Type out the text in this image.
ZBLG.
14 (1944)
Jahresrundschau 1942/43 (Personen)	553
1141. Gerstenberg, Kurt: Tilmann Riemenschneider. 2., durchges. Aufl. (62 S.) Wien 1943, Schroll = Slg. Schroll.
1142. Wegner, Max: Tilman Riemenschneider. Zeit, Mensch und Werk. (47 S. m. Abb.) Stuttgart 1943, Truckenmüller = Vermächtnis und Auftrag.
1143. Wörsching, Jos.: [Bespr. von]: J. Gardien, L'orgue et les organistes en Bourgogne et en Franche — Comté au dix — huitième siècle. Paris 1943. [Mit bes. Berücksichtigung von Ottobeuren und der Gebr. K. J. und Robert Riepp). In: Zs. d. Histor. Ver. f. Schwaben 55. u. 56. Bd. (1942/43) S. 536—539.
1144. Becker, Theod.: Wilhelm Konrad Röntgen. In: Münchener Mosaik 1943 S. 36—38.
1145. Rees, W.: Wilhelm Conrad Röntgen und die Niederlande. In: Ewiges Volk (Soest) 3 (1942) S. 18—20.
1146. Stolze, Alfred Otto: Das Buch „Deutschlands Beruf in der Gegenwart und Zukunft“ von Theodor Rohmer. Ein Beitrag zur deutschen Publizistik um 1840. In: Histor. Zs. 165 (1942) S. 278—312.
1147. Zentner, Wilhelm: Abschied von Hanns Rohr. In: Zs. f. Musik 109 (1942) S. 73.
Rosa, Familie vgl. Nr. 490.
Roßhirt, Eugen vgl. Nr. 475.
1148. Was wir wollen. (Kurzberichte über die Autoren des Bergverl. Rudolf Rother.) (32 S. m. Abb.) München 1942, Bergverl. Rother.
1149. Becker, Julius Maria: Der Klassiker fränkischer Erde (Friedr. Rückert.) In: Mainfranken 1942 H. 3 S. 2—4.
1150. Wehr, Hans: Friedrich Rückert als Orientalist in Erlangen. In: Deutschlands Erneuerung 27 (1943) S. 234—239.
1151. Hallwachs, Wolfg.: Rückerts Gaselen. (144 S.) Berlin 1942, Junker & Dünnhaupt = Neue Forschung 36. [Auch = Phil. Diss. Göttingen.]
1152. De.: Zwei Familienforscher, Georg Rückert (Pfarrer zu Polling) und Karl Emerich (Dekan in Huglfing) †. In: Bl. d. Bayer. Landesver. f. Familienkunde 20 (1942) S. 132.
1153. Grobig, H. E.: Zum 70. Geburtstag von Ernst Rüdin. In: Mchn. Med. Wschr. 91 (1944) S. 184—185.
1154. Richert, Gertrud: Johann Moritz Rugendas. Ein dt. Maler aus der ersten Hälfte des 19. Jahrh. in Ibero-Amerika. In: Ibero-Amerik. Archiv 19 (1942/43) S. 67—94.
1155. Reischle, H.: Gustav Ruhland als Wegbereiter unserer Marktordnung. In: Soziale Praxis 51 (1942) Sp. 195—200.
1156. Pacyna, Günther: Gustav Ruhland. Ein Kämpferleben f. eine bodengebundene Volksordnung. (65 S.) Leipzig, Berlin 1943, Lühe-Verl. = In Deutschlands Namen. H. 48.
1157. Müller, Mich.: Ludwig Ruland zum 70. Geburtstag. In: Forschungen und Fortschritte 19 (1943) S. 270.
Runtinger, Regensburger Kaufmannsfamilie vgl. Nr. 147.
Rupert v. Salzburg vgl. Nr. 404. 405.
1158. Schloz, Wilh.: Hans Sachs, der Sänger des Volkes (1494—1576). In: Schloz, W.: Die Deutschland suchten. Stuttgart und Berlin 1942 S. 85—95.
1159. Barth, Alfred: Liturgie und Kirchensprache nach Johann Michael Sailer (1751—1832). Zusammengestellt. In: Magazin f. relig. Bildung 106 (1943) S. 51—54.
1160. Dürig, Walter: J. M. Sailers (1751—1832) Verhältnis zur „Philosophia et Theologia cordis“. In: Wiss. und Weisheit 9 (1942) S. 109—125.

^^^^^^^^^^^^^^^^

#### [Task requirements]
Transcribe the entire listing above precisely.

#### [Response]
Type out the text in this image.
ZBLG.
14 (1944)
Jahresrundschau 1942/43 (Personen)	553
1141. Gerstenberg, Kurt: Tilmann Riemenschneider. 2., durchges. Aufl. (62 S.) Wien 1943, Schroll = Slg. Schroll.
1142. Wegner, Max: Tilman Riemenschneider. Zeit, Mensch und Werk. (47 S. m. Abb.) Stuttgart 1943, Truckenmüller = Vermächtnis und Auftrag.
1143. Wörsching, Jos.: [Bespr. von]: J. Gardien, L'orgue et les organistes en Bourgogne et en Franche — Comté au dix — huitième siècle. Paris 1943. [Mit bes. Berücksichtigung von Ottobeuren und der Gebr. K. J. und Robert Riepp). In: Zs. d. Histor. Ver. f. Schwaben 55. u. 56. Bd. (1942/43) S. 536—539.
1144. Becker, Theod.: Wilhelm Konrad Röntgen. In: Münchener Mosaik 1943 S. 36—38.
1145. Rees, W.: Wilhelm Conrad Röntgen und die Niederlande. In: Ewiges Volk (Soest) 3 (1942) S. 18—20.
1146. Stolze, Alfred Otto: Das Buch „Deutschlands Beruf in der Gegenwart und Zukunft“ von Theodor Rohmer. Ein Beitrag zur deutschen Publizistik um 1840. In: Histor. Zs. 165 (1942) S. 278—312.
1147. Zentner, Wilhelm: Abschied von Hanns Rohr. In: Zs. f. Musik 109 (1942) S. 73.
Rosa, Familie vgl. Nr. 490.
Roßhirt, Eugen vgl. Nr. 475.
1148. Was wir wollen. (Kurzberichte über die Autoren des Bergverl. Rudolf Rother.) (32 S. m. Abb.) München 1942, Bergverl. Rother.
1149. Becker, Julius Maria: Der Klassiker fränkischer Erde (Friedr. Rückert.) In: Mainfranken 1942 H. 3 S. 2—4.
1150. Wehr, Hans: Friedrich Rückert als Orientalist in Erlangen. In: Deutschlands Erneuerung 27 (1943) S. 234—239.
1151. Hallwachs, Wolfg.: Rückerts Gaselen. (144 S.) Berlin 1942, Junker & Dünnhaupt = Neue Forschung 36. [Auch = Phil. Diss. Göttingen.]
1152. De.: Zwei Familienforscher, Georg Rückert (Pfarrer zu Polling) und Karl Emerich (Dekan in Huglfing) †. In: Bl. d. Bayer. Landesver. f. Familienkunde 20 (1942) S. 132.
1153. Grobig, H. E.: Zum 70. Geburtstag von Ernst Rüdin. In: Mchn. Med. Wschr. 91 (1944) S. 184—185.
1154. Richert, Gertrud: Johann Moritz Rugendas. Ein dt. Maler aus der ersten Hälfte des 19. Jahrh. in Ibero-Amerika. In: Ibero-Amerik. Archiv 19 (1942/43) S. 67—94.
1155. Reischle, H.: Gustav Ruhland als Wegbereiter unserer Marktordnung. In: Soziale Praxis 51 (1942) Sp. 195—200.
1156. Pacyna, Günther: Gustav Ruhland. Ein Kämpferleben f. eine bodengebundene Volksordnung. (65 S.) Leipzig, Berlin 1943, Lühe-Verl. = In Deutschlands Namen. H. 48.
1157. Müller, Mich.: Ludwig Ruland zum 70. Geburtstag. In: Forschungen und Fortschritte 19 (1943) S. 270.
Runtinger, Regensburger Kaufmannsfamilie vgl. Nr. 147.
Rupert v. Salzburg vgl. Nr. 404. 405.
1158. Schloz, Wilh.: Hans Sachs, der Sänger des Volkes (1494—1576). In: Schloz, W.: Die Deutschland suchten. Stuttgart und Berlin 1942 S. 85—95.
1159. Barth, Alfred: Liturgie und Kirchensprache nach Johann Michael Sailer (1751—1832). Zusammengestellt. In: Magazin f. relig. Bildung 106 (1943) S. 51—54.
1160. Dürig, Walter: J. M. Sailers (1751—1832) Verhältnis zur „Philosophia et Theologia cordis“. In: Wiss. und Weisheit 9 (1942) S. 109—125.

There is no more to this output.